● Short problem 1
In the piece on Ha Jin's Waiting, condense the paragraph beginning "Waiting, the winner of the National Book Award" into a bulleted list of its main facts.
● Short problem 2
According to the piece on Ha Jin's Waiting, where did Jin receive his master's degree?

● Selected passage

Waiting, by Ha Jin

Topics: Marriage, People's Republic of China, Cultural Revolution Pages: 5 (1711 words) Published: October 19, 2010
Waiting, the winner of the National Book Award in 1999, was written by Ha Jin, a contemporary Chinese-expatriate writer. Ha Jin was born in a military family in China in 1950s. At the age of fourteen, Jin joined the Chinese Liberation Army against the riot of Civil Revolution. Jin ended his military career in 1977. A few years later, Jin received his master degree in Anglo-English literature at Shandong University in China. He then emigrated to the U.S. to pursue his Ph.D. in English during 1985. In 1989, out of the fear of Tiananmen Square incident in China, Jin decided to remain in the U.S. for his English career. Jin’s first book, Between Silences, was published in 1990. In Frank Bidart’s book review, he concluded Jin’s Between Silence was an “extraordinary meditation,” which delivered the bureaucratic darkness in the Maoist China. Perhaps from the success of Between Silences, Jin continues to mission his folktale style as rather “a voice from China.”

● Stored rows
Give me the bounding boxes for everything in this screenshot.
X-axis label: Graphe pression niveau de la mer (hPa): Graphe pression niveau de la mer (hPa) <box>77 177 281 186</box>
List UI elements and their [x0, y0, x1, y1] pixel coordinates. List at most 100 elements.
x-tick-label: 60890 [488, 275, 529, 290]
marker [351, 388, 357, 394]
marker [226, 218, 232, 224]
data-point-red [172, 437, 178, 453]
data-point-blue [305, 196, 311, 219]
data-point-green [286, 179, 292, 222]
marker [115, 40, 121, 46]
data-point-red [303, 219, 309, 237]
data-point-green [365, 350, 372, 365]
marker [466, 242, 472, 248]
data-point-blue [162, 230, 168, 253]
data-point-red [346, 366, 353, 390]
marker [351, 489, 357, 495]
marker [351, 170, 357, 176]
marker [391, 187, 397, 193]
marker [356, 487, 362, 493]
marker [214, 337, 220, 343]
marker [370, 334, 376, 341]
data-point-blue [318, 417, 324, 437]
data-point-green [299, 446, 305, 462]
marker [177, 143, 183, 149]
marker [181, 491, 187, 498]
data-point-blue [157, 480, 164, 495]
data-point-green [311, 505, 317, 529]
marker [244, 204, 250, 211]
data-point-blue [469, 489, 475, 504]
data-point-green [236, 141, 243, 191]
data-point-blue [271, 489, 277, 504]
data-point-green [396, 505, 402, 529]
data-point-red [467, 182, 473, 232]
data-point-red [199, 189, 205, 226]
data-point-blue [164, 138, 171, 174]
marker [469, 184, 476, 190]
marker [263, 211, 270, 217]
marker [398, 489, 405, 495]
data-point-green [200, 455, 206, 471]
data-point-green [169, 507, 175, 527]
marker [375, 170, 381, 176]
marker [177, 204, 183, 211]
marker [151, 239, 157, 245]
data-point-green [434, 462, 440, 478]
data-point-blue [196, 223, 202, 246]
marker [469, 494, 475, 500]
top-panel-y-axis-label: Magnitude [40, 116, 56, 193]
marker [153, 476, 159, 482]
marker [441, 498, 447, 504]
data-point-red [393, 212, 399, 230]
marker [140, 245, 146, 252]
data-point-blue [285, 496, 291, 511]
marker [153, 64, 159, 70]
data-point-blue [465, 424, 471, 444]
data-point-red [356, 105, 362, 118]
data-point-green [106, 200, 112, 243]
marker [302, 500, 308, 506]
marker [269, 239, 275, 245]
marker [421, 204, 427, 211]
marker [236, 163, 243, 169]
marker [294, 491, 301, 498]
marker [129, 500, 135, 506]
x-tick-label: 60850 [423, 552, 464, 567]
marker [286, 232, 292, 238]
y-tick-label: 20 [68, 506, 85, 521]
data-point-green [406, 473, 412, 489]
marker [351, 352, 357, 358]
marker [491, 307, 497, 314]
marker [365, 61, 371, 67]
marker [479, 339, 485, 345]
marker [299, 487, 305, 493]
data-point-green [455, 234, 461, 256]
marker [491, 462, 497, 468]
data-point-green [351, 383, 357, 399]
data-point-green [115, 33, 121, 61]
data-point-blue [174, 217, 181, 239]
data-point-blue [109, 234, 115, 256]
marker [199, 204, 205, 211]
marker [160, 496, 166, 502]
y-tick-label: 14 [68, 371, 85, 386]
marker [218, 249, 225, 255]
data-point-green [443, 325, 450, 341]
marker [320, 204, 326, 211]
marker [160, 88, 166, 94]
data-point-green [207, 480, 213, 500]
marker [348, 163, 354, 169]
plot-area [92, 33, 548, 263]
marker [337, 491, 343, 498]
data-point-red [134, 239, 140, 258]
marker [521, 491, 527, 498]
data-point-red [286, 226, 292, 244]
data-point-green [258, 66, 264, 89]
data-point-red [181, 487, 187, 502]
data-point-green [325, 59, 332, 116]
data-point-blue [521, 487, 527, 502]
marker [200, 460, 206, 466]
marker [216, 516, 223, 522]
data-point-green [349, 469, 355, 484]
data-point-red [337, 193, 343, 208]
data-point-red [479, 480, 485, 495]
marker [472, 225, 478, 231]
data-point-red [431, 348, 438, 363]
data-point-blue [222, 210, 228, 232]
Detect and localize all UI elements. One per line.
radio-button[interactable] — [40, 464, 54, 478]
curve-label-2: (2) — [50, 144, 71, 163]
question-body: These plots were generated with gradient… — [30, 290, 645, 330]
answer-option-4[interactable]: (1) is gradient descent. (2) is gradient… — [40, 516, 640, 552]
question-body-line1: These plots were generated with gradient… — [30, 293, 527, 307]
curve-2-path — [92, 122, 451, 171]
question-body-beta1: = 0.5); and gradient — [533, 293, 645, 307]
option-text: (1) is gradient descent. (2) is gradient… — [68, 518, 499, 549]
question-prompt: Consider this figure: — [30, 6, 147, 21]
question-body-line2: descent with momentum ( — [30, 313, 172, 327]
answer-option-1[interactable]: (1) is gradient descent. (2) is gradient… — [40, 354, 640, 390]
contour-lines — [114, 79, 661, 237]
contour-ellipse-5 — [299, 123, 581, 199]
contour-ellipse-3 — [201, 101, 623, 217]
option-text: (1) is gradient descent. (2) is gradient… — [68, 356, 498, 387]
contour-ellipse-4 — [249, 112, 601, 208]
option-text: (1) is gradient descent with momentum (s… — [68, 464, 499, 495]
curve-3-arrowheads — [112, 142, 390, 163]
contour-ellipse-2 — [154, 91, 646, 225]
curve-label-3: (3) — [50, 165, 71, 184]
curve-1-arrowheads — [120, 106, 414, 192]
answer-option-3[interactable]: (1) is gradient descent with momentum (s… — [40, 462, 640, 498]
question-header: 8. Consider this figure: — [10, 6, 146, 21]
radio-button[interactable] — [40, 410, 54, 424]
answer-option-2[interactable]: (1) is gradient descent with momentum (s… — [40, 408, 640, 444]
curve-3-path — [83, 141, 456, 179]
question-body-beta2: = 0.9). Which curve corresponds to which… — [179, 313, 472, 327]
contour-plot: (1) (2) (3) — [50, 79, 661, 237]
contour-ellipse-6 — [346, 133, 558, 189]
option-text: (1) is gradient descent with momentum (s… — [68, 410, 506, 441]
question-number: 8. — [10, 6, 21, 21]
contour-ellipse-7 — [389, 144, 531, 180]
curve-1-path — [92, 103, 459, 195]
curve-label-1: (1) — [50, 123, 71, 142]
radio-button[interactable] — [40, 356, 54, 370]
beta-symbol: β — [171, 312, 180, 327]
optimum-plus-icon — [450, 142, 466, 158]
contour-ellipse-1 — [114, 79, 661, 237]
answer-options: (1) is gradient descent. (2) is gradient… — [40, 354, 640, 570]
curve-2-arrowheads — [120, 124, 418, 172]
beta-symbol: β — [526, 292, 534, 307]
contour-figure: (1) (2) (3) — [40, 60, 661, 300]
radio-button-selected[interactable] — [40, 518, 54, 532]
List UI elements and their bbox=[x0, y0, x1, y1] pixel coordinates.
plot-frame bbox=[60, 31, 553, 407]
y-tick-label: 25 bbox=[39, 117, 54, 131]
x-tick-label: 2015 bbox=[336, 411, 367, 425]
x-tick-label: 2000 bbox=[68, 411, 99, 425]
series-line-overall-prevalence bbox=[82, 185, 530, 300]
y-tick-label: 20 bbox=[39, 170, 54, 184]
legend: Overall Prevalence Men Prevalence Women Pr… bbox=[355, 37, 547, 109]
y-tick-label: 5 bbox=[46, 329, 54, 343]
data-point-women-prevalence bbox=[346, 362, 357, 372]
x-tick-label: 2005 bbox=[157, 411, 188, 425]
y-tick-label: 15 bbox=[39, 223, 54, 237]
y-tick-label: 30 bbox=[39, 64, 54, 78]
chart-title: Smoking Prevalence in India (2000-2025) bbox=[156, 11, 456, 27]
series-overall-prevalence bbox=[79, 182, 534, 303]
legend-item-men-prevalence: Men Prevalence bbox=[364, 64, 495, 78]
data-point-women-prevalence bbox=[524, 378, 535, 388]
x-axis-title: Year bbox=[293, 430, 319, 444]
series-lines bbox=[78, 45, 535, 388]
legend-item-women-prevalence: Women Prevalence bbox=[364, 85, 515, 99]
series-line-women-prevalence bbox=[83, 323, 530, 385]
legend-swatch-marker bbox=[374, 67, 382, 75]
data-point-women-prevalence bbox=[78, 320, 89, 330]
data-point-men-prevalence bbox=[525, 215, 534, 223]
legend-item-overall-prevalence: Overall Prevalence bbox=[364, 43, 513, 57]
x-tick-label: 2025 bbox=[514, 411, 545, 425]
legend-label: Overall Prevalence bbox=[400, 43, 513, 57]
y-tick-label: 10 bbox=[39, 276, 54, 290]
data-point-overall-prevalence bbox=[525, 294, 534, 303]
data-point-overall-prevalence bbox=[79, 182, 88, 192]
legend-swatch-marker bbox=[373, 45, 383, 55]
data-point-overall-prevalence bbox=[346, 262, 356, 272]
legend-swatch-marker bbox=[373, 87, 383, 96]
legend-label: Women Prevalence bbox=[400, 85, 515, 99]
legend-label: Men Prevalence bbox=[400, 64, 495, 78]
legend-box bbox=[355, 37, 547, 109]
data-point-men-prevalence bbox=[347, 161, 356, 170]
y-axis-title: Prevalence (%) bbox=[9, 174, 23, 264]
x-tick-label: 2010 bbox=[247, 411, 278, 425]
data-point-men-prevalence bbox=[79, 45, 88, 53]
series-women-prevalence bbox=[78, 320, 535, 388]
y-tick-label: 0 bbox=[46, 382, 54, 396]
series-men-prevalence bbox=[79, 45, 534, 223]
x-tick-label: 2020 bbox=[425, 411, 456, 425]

● Solution 1
- Waiting won the National Book Award in 1999 and was written by Ha Jin, a contemporary Chinese-expatriate writer.
- Jin was born into a military family in China in the 1950s.
- He joined the Chinese Liberation Army at fourteen and ended his military career in 1977.
- He earned a master's degree at Shandong University, then emigrated to the U.S. in 1985 to pursue a Ph.D. in English.
- In 1989, out of fear over the Tiananmen Square incident, he decided to stay in the U.S.
- His first book, Between Silences, came out in 1990, and Frank Bidart called it an "extraordinary meditation" on bureaucratic darkness in Maoist China.
- Jin continues his folktale style as "a voice from China."

● Solution 2
At Shandong University in China.